→ Requirements:
Output every record word for word.

** start Record set **

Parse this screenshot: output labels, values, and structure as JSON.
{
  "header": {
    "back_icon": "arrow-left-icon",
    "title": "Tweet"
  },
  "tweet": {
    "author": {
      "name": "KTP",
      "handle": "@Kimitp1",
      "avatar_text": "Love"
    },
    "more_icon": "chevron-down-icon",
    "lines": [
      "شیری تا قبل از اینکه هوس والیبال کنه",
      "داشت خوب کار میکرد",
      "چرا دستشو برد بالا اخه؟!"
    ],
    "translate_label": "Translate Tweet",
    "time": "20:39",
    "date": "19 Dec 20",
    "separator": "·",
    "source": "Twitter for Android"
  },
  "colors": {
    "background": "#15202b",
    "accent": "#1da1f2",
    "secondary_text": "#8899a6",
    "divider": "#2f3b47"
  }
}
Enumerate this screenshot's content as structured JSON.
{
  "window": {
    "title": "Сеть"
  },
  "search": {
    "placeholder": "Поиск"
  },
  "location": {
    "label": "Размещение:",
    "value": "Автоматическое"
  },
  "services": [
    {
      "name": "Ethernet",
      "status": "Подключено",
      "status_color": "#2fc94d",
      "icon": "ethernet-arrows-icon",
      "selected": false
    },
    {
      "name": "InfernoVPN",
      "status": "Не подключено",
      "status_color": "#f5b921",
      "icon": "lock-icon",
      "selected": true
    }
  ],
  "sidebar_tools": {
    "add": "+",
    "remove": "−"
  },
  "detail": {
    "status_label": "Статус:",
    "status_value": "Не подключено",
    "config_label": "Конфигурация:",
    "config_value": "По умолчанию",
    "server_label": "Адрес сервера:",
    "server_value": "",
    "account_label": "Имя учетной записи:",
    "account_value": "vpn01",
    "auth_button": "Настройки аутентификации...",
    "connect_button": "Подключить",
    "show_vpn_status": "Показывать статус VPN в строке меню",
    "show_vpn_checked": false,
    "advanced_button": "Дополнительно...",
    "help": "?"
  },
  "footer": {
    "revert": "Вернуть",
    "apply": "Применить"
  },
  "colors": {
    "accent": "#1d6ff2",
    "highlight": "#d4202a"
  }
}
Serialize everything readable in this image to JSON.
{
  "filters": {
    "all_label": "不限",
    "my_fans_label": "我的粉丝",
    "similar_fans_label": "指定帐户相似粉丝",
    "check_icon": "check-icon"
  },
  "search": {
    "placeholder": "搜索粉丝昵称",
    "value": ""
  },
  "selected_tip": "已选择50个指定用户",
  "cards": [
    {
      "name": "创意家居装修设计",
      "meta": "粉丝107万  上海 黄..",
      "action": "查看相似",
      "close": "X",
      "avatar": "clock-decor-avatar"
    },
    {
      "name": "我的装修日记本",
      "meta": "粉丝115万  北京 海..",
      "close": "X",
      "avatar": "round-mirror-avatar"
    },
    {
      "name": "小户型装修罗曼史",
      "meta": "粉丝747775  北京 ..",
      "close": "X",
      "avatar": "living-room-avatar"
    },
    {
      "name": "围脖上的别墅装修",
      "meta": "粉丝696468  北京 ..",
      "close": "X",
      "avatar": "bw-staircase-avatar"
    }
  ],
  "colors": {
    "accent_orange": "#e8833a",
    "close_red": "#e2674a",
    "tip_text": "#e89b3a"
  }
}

** end Record set **

→ Task answer:
Parse this screenshot: output labels, values, and structure as JSON.
{
  "header": {
    "back_icon": "arrow-left-icon",
    "title": "Tweet"
  },
  "tweet": {
    "author": {
      "name": "KTP",
      "handle": "@Kimitp1",
      "avatar_text": "Love"
    },
    "more_icon": "chevron-down-icon",
    "lines": [
      "شیری تا قبل از اینکه هوس والیبال کنه",
      "داشت خوب کار میکرد",
      "چرا دستشو برد بالا اخه؟!"
    ],
    "translate_label": "Translate Tweet",
    "time": "20:39",
    "date": "19 Dec 20",
    "separator": "·",
    "source": "Twitter for Android"
  },
  "colors": {
    "background": "#15202b",
    "accent": "#1da1f2",
    "secondary_text": "#8899a6",
    "divider": "#2f3b47"
  }
}
Enumerate this screenshot's content as structured JSON.
{
  "window": {
    "title": "Сеть"
  },
  "search": {
    "placeholder": "Поиск"
  },
  "location": {
    "label": "Размещение:",
    "value": "Автоматическое"
  },
  "services": [
    {
      "name": "Ethernet",
      "status": "Подключено",
      "status_color": "#2fc94d",
      "icon": "ethernet-arrows-icon",
      "selected": false
    },
    {
      "name": "InfernoVPN",
      "status": "Не подключено",
      "status_color": "#f5b921",
      "icon": "lock-icon",
      "selected": true
    }
  ],
  "sidebar_tools": {
    "add": "+",
    "remove": "−"
  },
  "detail": {
    "status_label": "Статус:",
    "status_value": "Не подключено",
    "config_label": "Конфигурация:",
    "config_value": "По умолчанию",
    "server_label": "Адрес сервера:",
    "server_value": "",
    "account_label": "Имя учетной записи:",
    "account_value": "vpn01",
    "auth_button": "Настройки аутентификации...",
    "connect_button": "Подключить",
    "show_vpn_status": "Показывать статус VPN в строке меню",
    "show_vpn_checked": false,
    "advanced_button": "Дополнительно...",
    "help": "?"
  },
  "footer": {
    "revert": "Вернуть",
    "apply": "Применить"
  },
  "colors": {
    "accent": "#1d6ff2",
    "highlight": "#d4202a"
  }
}
Serialize everything readable in this image to JSON.
{
  "filters": {
    "all_label": "不限",
    "my_fans_label": "我的粉丝",
    "similar_fans_label": "指定帐户相似粉丝",
    "check_icon": "check-icon"
  },
  "search": {
    "placeholder": "搜索粉丝昵称",
    "value": ""
  },
  "selected_tip": "已选择50个指定用户",
  "cards": [
    {
      "name": "创意家居装修设计",
      "meta": "粉丝107万  上海 黄..",
      "action": "查看相似",
      "close": "X",
      "avatar": "clock-decor-avatar"
    },
    {
      "name": "我的装修日记本",
      "meta": "粉丝115万  北京 海..",
      "close": "X",
      "avatar": "round-mirror-avatar"
    },
    {
      "name": "小户型装修罗曼史",
      "meta": "粉丝747775  北京 ..",
      "close": "X",
      "avatar": "living-room-avatar"
    },
    {
      "name": "围脖上的别墅装修",
      "meta": "粉丝696468  北京 ..",
      "close": "X",
      "avatar": "bw-staircase-avatar"
    }
  ],
  "colors": {
    "accent_orange": "#e8833a",
    "close_red": "#e2674a",
    "tip_text": "#e89b3a"
  }
}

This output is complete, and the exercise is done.